Aim of the exercise: Copy every line, leaving nothing out and adding nothing.

Source data:

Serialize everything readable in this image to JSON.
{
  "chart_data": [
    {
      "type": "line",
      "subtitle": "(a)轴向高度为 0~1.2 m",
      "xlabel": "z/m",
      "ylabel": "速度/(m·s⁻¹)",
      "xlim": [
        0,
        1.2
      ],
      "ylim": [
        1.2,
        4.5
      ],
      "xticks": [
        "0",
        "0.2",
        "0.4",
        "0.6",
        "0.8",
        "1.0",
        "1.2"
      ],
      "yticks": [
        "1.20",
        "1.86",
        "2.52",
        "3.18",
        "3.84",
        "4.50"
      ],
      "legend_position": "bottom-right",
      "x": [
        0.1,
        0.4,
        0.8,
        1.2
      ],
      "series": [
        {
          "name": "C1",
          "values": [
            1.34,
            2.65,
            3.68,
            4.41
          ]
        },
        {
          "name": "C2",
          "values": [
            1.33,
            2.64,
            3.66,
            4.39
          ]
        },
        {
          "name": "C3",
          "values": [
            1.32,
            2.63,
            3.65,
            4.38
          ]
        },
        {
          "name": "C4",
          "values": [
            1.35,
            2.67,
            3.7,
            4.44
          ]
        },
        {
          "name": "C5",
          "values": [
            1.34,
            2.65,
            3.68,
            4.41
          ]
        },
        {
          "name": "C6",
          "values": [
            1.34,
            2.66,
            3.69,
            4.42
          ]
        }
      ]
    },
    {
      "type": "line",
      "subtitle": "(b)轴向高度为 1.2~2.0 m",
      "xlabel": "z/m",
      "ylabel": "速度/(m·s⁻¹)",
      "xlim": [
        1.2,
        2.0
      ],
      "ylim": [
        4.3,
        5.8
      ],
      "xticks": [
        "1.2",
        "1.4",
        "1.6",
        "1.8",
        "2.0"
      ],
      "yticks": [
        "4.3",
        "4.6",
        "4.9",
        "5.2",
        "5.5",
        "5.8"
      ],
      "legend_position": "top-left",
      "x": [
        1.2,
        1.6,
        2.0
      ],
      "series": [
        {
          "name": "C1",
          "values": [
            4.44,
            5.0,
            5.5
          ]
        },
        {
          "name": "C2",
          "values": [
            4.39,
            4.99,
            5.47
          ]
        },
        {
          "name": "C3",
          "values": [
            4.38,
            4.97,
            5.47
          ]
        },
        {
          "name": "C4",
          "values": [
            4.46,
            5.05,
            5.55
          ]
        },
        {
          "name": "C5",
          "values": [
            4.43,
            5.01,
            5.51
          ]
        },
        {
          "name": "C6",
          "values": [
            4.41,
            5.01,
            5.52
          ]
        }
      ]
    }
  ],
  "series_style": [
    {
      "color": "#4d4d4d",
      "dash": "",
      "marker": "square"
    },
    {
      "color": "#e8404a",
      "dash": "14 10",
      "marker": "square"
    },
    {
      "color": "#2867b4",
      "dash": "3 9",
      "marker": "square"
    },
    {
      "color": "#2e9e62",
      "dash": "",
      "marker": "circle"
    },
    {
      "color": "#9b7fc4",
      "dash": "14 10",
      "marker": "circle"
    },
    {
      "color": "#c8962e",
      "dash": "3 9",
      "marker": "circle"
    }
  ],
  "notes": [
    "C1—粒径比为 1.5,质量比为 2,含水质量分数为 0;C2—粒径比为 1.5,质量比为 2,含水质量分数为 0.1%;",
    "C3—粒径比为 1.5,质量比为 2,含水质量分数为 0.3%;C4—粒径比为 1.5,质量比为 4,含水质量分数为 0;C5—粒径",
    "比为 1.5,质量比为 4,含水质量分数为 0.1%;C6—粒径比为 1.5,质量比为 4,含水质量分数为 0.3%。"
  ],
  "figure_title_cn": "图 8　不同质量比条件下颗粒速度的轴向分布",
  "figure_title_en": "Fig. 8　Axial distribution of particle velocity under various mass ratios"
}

Exercise result:
Serialize everything readable in this image to JSON.
{
  "chart_data": [
    {
      "type": "line",
      "subtitle": "(a)轴向高度为 0~1.2 m",
      "xlabel": "z/m",
      "ylabel": "速度/(m·s⁻¹)",
      "xlim": [
        0,
        1.2
      ],
      "ylim": [
        1.2,
        4.5
      ],
      "xticks": [
        "0",
        "0.2",
        "0.4",
        "0.6",
        "0.8",
        "1.0",
        "1.2"
      ],
      "yticks": [
        "1.20",
        "1.86",
        "2.52",
        "3.18",
        "3.84",
        "4.50"
      ],
      "legend_position": "bottom-right",
      "x": [
        0.1,
        0.4,
        0.8,
        1.2
      ],
      "series": [
        {
          "name": "C1",
          "values": [
            1.34,
            2.65,
            3.68,
            4.41
          ]
        },
        {
          "name": "C2",
          "values": [
            1.33,
            2.64,
            3.66,
            4.39
          ]
        },
        {
          "name": "C3",
          "values": [
            1.32,
            2.63,
            3.65,
            4.38
          ]
        },
        {
          "name": "C4",
          "values": [
            1.35,
            2.67,
            3.7,
            4.44
          ]
        },
        {
          "name": "C5",
          "values": [
            1.34,
            2.65,
            3.68,
            4.41
          ]
        },
        {
          "name": "C6",
          "values": [
            1.34,
            2.66,
            3.69,
            4.42
          ]
        }
      ]
    },
    {
      "type": "line",
      "subtitle": "(b)轴向高度为 1.2~2.0 m",
      "xlabel": "z/m",
      "ylabel": "速度/(m·s⁻¹)",
      "xlim": [
        1.2,
        2.0
      ],
      "ylim": [
        4.3,
        5.8
      ],
      "xticks": [
        "1.2",
        "1.4",
        "1.6",
        "1.8",
        "2.0"
      ],
      "yticks": [
        "4.3",
        "4.6",
        "4.9",
        "5.2",
        "5.5",
        "5.8"
      ],
      "legend_position": "top-left",
      "x": [
        1.2,
        1.6,
        2.0
      ],
      "series": [
        {
          "name": "C1",
          "values": [
            4.44,
            5.0,
            5.5
          ]
        },
        {
          "name": "C2",
          "values": [
            4.39,
            4.99,
            5.47
          ]
        },
        {
          "name": "C3",
          "values": [
            4.38,
            4.97,
            5.47
          ]
        },
        {
          "name": "C4",
          "values": [
            4.46,
            5.05,
            5.55
          ]
        },
        {
          "name": "C5",
          "values": [
            4.43,
            5.01,
            5.51
          ]
        },
        {
          "name": "C6",
          "values": [
            4.41,
            5.01,
            5.52
          ]
        }
      ]
    }
  ],
  "series_style": [
    {
      "color": "#4d4d4d",
      "dash": "",
      "marker": "square"
    },
    {
      "color": "#e8404a",
      "dash": "14 10",
      "marker": "square"
    },
    {
      "color": "#2867b4",
      "dash": "3 9",
      "marker": "square"
    },
    {
      "color": "#2e9e62",
      "dash": "",
      "marker": "circle"
    },
    {
      "color": "#9b7fc4",
      "dash": "14 10",
      "marker": "circle"
    },
    {
      "color": "#c8962e",
      "dash": "3 9",
      "marker": "circle"
    }
  ],
  "notes": [
    "C1—粒径比为 1.5,质量比为 2,含水质量分数为 0;C2—粒径比为 1.5,质量比为 2,含水质量分数为 0.1%;",
    "C3—粒径比为 1.5,质量比为 2,含水质量分数为 0.3%;C4—粒径比为 1.5,质量比为 4,含水质量分数为 0;C5—粒径",
    "比为 1.5,质量比为 4,含水质量分数为 0.1%;C6—粒径比为 1.5,质量比为 4,含水质量分数为 0.3%。"
  ],
  "figure_title_cn": "图 8　不同质量比条件下颗粒速度的轴向分布",
  "figure_title_en": "Fig. 8　Axial distribution of particle velocity under various mass ratios"
}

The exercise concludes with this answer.